::: RECORDS TO USE :::

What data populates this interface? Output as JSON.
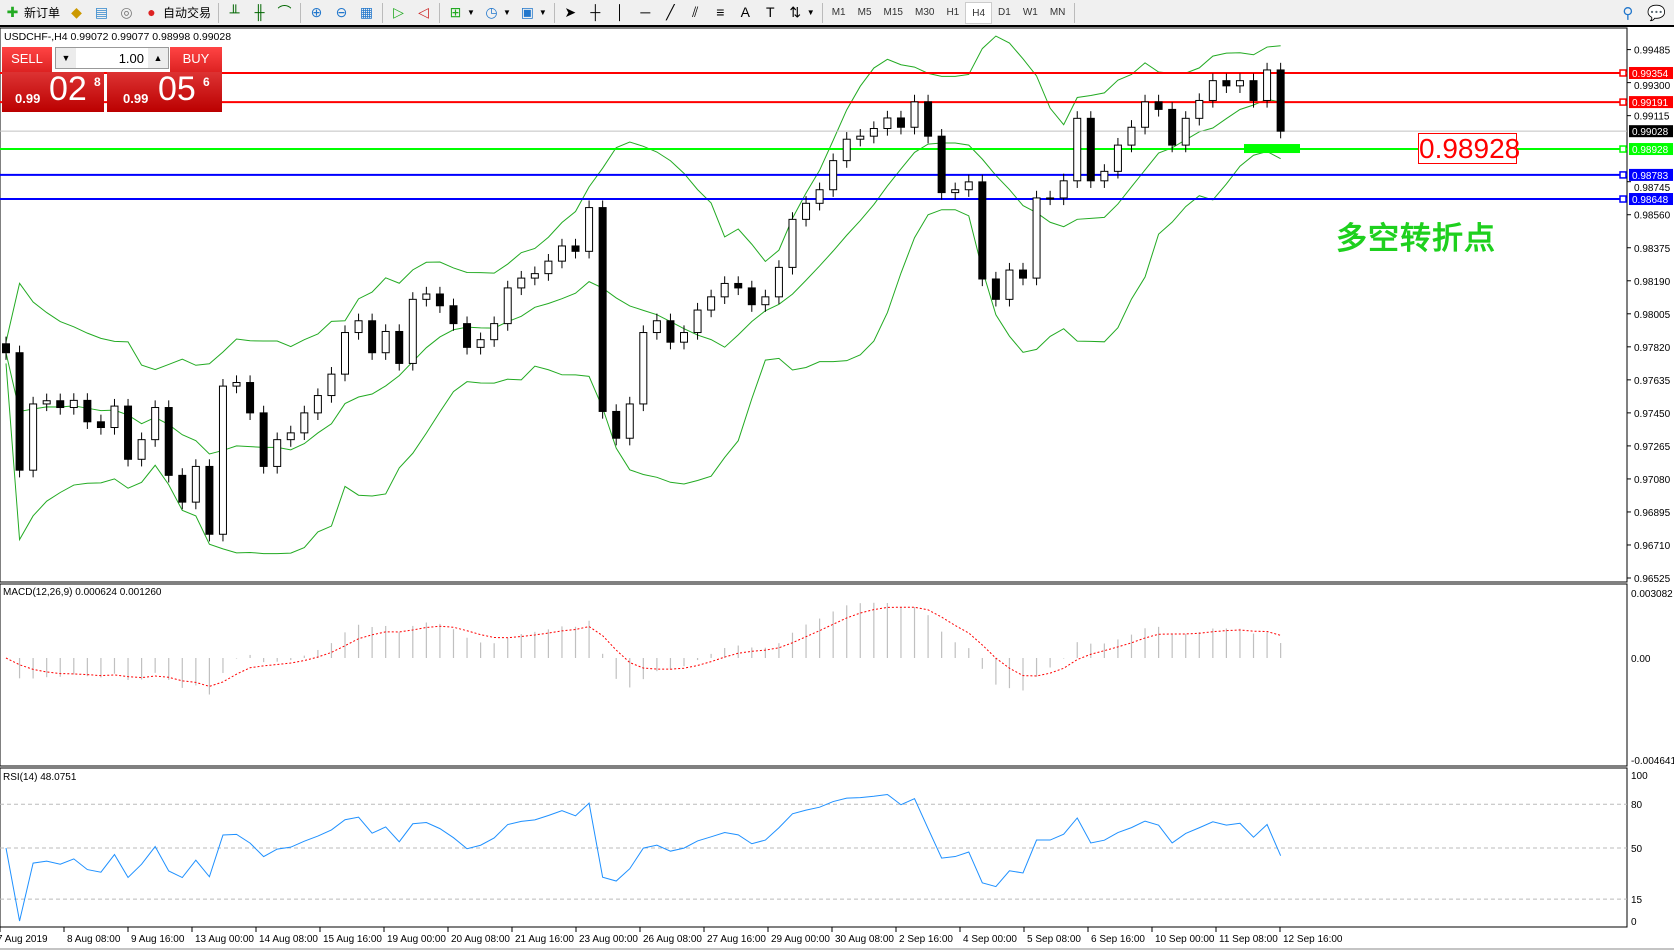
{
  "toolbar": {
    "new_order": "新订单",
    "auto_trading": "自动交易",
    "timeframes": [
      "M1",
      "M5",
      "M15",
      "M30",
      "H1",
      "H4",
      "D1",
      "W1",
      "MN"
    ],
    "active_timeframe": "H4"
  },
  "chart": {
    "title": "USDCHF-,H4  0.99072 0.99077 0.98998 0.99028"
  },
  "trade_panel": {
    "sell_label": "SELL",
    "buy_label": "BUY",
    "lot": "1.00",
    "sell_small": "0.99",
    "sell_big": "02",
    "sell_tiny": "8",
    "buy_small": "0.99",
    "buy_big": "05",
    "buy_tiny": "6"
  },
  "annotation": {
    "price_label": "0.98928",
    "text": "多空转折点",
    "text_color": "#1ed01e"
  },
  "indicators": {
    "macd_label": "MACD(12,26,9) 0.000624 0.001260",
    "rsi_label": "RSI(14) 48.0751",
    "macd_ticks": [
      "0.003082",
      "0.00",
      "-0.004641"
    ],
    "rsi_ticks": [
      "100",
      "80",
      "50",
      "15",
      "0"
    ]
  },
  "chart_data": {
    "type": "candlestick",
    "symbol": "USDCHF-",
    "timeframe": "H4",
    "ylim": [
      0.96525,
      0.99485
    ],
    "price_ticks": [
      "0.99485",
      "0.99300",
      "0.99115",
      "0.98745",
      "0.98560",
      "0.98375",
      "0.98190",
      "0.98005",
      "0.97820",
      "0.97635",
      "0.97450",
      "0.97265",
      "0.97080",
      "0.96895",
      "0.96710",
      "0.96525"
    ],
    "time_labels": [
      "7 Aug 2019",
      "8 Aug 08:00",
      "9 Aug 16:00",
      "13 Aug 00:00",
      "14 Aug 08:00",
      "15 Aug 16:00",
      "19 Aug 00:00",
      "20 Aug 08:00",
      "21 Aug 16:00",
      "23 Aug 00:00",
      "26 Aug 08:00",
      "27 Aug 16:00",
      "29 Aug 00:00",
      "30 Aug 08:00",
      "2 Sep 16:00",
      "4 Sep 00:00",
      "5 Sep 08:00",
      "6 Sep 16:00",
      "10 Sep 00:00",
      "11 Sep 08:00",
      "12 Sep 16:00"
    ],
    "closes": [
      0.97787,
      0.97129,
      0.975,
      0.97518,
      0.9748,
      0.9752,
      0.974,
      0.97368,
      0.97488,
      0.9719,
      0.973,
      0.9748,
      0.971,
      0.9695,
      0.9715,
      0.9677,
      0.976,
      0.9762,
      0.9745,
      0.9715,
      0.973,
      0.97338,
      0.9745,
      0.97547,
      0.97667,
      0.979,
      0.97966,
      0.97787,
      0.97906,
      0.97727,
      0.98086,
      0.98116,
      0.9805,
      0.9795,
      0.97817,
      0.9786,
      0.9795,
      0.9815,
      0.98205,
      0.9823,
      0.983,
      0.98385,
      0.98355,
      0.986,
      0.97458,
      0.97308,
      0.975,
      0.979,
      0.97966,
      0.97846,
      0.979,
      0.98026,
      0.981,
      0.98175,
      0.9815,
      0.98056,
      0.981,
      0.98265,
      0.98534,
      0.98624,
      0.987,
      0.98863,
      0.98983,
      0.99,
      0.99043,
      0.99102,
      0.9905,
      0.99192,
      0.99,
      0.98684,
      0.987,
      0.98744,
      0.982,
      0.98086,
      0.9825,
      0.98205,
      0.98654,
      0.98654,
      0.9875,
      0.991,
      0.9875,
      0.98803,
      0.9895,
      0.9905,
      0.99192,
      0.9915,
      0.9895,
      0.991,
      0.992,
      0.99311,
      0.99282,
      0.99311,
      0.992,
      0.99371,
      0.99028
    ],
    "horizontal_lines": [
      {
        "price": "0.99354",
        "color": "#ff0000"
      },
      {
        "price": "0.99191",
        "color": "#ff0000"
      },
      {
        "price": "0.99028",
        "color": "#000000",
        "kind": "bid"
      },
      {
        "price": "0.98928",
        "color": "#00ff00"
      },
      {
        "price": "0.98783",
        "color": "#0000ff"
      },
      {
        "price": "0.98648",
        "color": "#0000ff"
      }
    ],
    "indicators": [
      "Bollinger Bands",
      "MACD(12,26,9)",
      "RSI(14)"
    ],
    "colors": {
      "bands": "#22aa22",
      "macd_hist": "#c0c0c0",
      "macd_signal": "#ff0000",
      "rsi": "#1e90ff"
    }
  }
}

:::

| WHAT THE TASK REQUIRES |
Copy the material shown above in full and exactly. Skip the pictures.

| EXPECTED ANSWER |
What data populates this interface? Output as JSON.
{
  "toolbar": {
    "new_order": "新订单",
    "auto_trading": "自动交易",
    "timeframes": [
      "M1",
      "M5",
      "M15",
      "M30",
      "H1",
      "H4",
      "D1",
      "W1",
      "MN"
    ],
    "active_timeframe": "H4"
  },
  "chart": {
    "title": "USDCHF-,H4  0.99072 0.99077 0.98998 0.99028"
  },
  "trade_panel": {
    "sell_label": "SELL",
    "buy_label": "BUY",
    "lot": "1.00",
    "sell_small": "0.99",
    "sell_big": "02",
    "sell_tiny": "8",
    "buy_small": "0.99",
    "buy_big": "05",
    "buy_tiny": "6"
  },
  "annotation": {
    "price_label": "0.98928",
    "text": "多空转折点",
    "text_color": "#1ed01e"
  },
  "indicators": {
    "macd_label": "MACD(12,26,9) 0.000624 0.001260",
    "rsi_label": "RSI(14) 48.0751",
    "macd_ticks": [
      "0.003082",
      "0.00",
      "-0.004641"
    ],
    "rsi_ticks": [
      "100",
      "80",
      "50",
      "15",
      "0"
    ]
  },
  "chart_data": {
    "type": "candlestick",
    "symbol": "USDCHF-",
    "timeframe": "H4",
    "ylim": [
      0.96525,
      0.99485
    ],
    "price_ticks": [
      "0.99485",
      "0.99300",
      "0.99115",
      "0.98745",
      "0.98560",
      "0.98375",
      "0.98190",
      "0.98005",
      "0.97820",
      "0.97635",
      "0.97450",
      "0.97265",
      "0.97080",
      "0.96895",
      "0.96710",
      "0.96525"
    ],
    "time_labels": [
      "7 Aug 2019",
      "8 Aug 08:00",
      "9 Aug 16:00",
      "13 Aug 00:00",
      "14 Aug 08:00",
      "15 Aug 16:00",
      "19 Aug 00:00",
      "20 Aug 08:00",
      "21 Aug 16:00",
      "23 Aug 00:00",
      "26 Aug 08:00",
      "27 Aug 16:00",
      "29 Aug 00:00",
      "30 Aug 08:00",
      "2 Sep 16:00",
      "4 Sep 00:00",
      "5 Sep 08:00",
      "6 Sep 16:00",
      "10 Sep 00:00",
      "11 Sep 08:00",
      "12 Sep 16:00"
    ],
    "closes": [
      0.97787,
      0.97129,
      0.975,
      0.97518,
      0.9748,
      0.9752,
      0.974,
      0.97368,
      0.97488,
      0.9719,
      0.973,
      0.9748,
      0.971,
      0.9695,
      0.9715,
      0.9677,
      0.976,
      0.9762,
      0.9745,
      0.9715,
      0.973,
      0.97338,
      0.9745,
      0.97547,
      0.97667,
      0.979,
      0.97966,
      0.97787,
      0.97906,
      0.97727,
      0.98086,
      0.98116,
      0.9805,
      0.9795,
      0.97817,
      0.9786,
      0.9795,
      0.9815,
      0.98205,
      0.9823,
      0.983,
      0.98385,
      0.98355,
      0.986,
      0.97458,
      0.97308,
      0.975,
      0.979,
      0.97966,
      0.97846,
      0.979,
      0.98026,
      0.981,
      0.98175,
      0.9815,
      0.98056,
      0.981,
      0.98265,
      0.98534,
      0.98624,
      0.987,
      0.98863,
      0.98983,
      0.99,
      0.99043,
      0.99102,
      0.9905,
      0.99192,
      0.99,
      0.98684,
      0.987,
      0.98744,
      0.982,
      0.98086,
      0.9825,
      0.98205,
      0.98654,
      0.98654,
      0.9875,
      0.991,
      0.9875,
      0.98803,
      0.9895,
      0.9905,
      0.99192,
      0.9915,
      0.9895,
      0.991,
      0.992,
      0.99311,
      0.99282,
      0.99311,
      0.992,
      0.99371,
      0.99028
    ],
    "horizontal_lines": [
      {
        "price": "0.99354",
        "color": "#ff0000"
      },
      {
        "price": "0.99191",
        "color": "#ff0000"
      },
      {
        "price": "0.99028",
        "color": "#000000",
        "kind": "bid"
      },
      {
        "price": "0.98928",
        "color": "#00ff00"
      },
      {
        "price": "0.98783",
        "color": "#0000ff"
      },
      {
        "price": "0.98648",
        "color": "#0000ff"
      }
    ],
    "indicators": [
      "Bollinger Bands",
      "MACD(12,26,9)",
      "RSI(14)"
    ],
    "colors": {
      "bands": "#22aa22",
      "macd_hist": "#c0c0c0",
      "macd_signal": "#ff0000",
      "rsi": "#1e90ff"
    }
  }
}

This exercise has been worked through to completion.